Dataset records

---------------

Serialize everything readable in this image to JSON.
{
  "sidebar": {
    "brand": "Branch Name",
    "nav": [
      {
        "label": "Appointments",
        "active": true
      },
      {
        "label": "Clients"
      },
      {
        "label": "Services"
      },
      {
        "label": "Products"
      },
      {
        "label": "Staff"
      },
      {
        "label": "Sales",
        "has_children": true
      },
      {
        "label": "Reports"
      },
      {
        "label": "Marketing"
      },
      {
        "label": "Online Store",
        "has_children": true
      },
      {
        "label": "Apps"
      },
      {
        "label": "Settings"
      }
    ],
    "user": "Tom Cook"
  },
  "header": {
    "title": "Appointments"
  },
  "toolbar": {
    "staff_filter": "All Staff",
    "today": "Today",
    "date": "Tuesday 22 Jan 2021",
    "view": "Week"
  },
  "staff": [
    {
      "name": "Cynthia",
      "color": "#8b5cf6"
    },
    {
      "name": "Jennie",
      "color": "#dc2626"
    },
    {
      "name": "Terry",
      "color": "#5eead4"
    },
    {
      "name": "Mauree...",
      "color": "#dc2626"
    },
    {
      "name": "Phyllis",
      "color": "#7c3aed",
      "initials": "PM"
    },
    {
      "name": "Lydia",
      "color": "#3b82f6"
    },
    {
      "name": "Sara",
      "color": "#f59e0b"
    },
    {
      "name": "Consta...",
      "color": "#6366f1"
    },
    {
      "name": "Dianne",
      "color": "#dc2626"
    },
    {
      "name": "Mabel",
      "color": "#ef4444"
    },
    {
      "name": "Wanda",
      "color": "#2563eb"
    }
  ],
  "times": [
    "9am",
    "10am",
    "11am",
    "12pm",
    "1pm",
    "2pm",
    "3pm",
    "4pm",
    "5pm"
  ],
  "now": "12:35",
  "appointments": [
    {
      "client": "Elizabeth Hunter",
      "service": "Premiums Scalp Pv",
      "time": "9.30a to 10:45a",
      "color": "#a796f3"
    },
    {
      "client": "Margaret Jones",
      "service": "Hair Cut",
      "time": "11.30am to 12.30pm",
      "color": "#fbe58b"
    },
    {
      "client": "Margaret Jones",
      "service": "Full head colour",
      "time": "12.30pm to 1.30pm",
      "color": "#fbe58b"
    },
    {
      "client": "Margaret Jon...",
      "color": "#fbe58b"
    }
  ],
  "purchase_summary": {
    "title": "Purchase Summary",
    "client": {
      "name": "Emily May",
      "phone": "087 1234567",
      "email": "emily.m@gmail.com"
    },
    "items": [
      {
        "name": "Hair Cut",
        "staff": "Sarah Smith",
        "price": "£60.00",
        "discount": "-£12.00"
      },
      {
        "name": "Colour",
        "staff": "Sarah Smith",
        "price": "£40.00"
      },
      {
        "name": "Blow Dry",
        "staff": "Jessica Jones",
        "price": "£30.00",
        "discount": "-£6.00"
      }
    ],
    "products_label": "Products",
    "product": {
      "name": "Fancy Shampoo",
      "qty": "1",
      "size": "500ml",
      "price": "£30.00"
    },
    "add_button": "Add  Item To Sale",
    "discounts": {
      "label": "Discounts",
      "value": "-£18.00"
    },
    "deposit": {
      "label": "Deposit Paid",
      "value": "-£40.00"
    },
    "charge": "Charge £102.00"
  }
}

---------------

• TASK STATEMENT: Every record above must be duplicated exactly.

• SOLUTION FOR THIS PROBLEM:
Serialize everything readable in this image to JSON.
{
  "sidebar": {
    "brand": "Branch Name",
    "nav": [
      {
        "label": "Appointments",
        "active": true
      },
      {
        "label": "Clients"
      },
      {
        "label": "Services"
      },
      {
        "label": "Products"
      },
      {
        "label": "Staff"
      },
      {
        "label": "Sales",
        "has_children": true
      },
      {
        "label": "Reports"
      },
      {
        "label": "Marketing"
      },
      {
        "label": "Online Store",
        "has_children": true
      },
      {
        "label": "Apps"
      },
      {
        "label": "Settings"
      }
    ],
    "user": "Tom Cook"
  },
  "header": {
    "title": "Appointments"
  },
  "toolbar": {
    "staff_filter": "All Staff",
    "today": "Today",
    "date": "Tuesday 22 Jan 2021",
    "view": "Week"
  },
  "staff": [
    {
      "name": "Cynthia",
      "color": "#8b5cf6"
    },
    {
      "name": "Jennie",
      "color": "#dc2626"
    },
    {
      "name": "Terry",
      "color": "#5eead4"
    },
    {
      "name": "Mauree...",
      "color": "#dc2626"
    },
    {
      "name": "Phyllis",
      "color": "#7c3aed",
      "initials": "PM"
    },
    {
      "name": "Lydia",
      "color": "#3b82f6"
    },
    {
      "name": "Sara",
      "color": "#f59e0b"
    },
    {
      "name": "Consta...",
      "color": "#6366f1"
    },
    {
      "name": "Dianne",
      "color": "#dc2626"
    },
    {
      "name": "Mabel",
      "color": "#ef4444"
    },
    {
      "name": "Wanda",
      "color": "#2563eb"
    }
  ],
  "times": [
    "9am",
    "10am",
    "11am",
    "12pm",
    "1pm",
    "2pm",
    "3pm",
    "4pm",
    "5pm"
  ],
  "now": "12:35",
  "appointments": [
    {
      "client": "Elizabeth Hunter",
      "service": "Premiums Scalp Pv",
      "time": "9.30a to 10:45a",
      "color": "#a796f3"
    },
    {
      "client": "Margaret Jones",
      "service": "Hair Cut",
      "time": "11.30am to 12.30pm",
      "color": "#fbe58b"
    },
    {
      "client": "Margaret Jones",
      "service": "Full head colour",
      "time": "12.30pm to 1.30pm",
      "color": "#fbe58b"
    },
    {
      "client": "Margaret Jon...",
      "color": "#fbe58b"
    }
  ],
  "purchase_summary": {
    "title": "Purchase Summary",
    "client": {
      "name": "Emily May",
      "phone": "087 1234567",
      "email": "emily.m@gmail.com"
    },
    "items": [
      {
        "name": "Hair Cut",
        "staff": "Sarah Smith",
        "price": "£60.00",
        "discount": "-£12.00"
      },
      {
        "name": "Colour",
        "staff": "Sarah Smith",
        "price": "£40.00"
      },
      {
        "name": "Blow Dry",
        "staff": "Jessica Jones",
        "price": "£30.00",
        "discount": "-£6.00"
      }
    ],
    "products_label": "Products",
    "product": {
      "name": "Fancy Shampoo",
      "qty": "1",
      "size": "500ml",
      "price": "£30.00"
    },
    "add_button": "Add  Item To Sale",
    "discounts": {
      "label": "Discounts",
      "value": "-£18.00"
    },
    "deposit": {
      "label": "Deposit Paid",
      "value": "-£40.00"
    },
    "charge": "Charge £102.00"
  }
}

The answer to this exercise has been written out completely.